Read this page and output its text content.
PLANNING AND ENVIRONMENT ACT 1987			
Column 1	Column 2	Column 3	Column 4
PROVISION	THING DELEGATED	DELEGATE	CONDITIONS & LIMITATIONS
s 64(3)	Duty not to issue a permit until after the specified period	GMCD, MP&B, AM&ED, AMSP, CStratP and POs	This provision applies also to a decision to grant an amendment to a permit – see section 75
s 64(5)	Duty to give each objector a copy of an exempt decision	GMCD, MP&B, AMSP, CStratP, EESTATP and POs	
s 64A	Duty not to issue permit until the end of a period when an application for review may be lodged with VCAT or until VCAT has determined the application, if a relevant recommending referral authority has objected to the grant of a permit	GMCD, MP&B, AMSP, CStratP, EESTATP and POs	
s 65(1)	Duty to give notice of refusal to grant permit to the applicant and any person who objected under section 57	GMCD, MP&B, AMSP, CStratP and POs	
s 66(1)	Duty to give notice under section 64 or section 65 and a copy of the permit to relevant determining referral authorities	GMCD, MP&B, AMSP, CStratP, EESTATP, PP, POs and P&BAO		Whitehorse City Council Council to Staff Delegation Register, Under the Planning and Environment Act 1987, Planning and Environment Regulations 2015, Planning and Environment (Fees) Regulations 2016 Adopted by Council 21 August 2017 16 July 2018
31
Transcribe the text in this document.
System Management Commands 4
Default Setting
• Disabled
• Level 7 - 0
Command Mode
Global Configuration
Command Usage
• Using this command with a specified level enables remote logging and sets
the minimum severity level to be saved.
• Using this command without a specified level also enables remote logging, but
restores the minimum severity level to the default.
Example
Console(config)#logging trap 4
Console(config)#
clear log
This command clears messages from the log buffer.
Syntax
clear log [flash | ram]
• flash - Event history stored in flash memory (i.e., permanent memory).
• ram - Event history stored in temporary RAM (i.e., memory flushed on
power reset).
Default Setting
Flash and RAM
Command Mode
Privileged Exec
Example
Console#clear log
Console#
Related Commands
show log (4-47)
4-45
* * *
Write the data from above out again, exactly.

**WRITTEN SOLUTION**
Read this page and output its text content.
PLANNING AND ENVIRONMENT ACT 1987			
Column 1	Column 2	Column 3	Column 4
PROVISION	THING DELEGATED	DELEGATE	CONDITIONS & LIMITATIONS
s 64(3)	Duty not to issue a permit until after the specified period	GMCD, MP&B, AM&ED, AMSP, CStratP and POs	This provision applies also to a decision to grant an amendment to a permit – see section 75
s 64(5)	Duty to give each objector a copy of an exempt decision	GMCD, MP&B, AMSP, CStratP, EESTATP and POs	
s 64A	Duty not to issue permit until the end of a period when an application for review may be lodged with VCAT or until VCAT has determined the application, if a relevant recommending referral authority has objected to the grant of a permit	GMCD, MP&B, AMSP, CStratP, EESTATP and POs	
s 65(1)	Duty to give notice of refusal to grant permit to the applicant and any person who objected under section 57	GMCD, MP&B, AMSP, CStratP and POs	
s 66(1)	Duty to give notice under section 64 or section 65 and a copy of the permit to relevant determining referral authorities	GMCD, MP&B, AMSP, CStratP, EESTATP, PP, POs and P&BAO		Whitehorse City Council Council to Staff Delegation Register, Under the Planning and Environment Act 1987, Planning and Environment Regulations 2015, Planning and Environment (Fees) Regulations 2016 Adopted by Council 21 August 2017 16 July 2018
31
Transcribe the text in this document.
System Management Commands 4
Default Setting
• Disabled
• Level 7 - 0
Command Mode
Global Configuration
Command Usage
• Using this command with a specified level enables remote logging and sets
the minimum severity level to be saved.
• Using this command without a specified level also enables remote logging, but
restores the minimum severity level to the default.
Example
Console(config)#logging trap 4
Console(config)#
clear log
This command clears messages from the log buffer.
Syntax
clear log [flash | ram]
• flash - Event history stored in flash memory (i.e., permanent memory).
• ram - Event history stored in temporary RAM (i.e., memory flushed on
power reset).
Default Setting
Flash and RAM
Command Mode
Privileged Exec
Example
Console#clear log
Console#
Related Commands
show log (4-47)
4-45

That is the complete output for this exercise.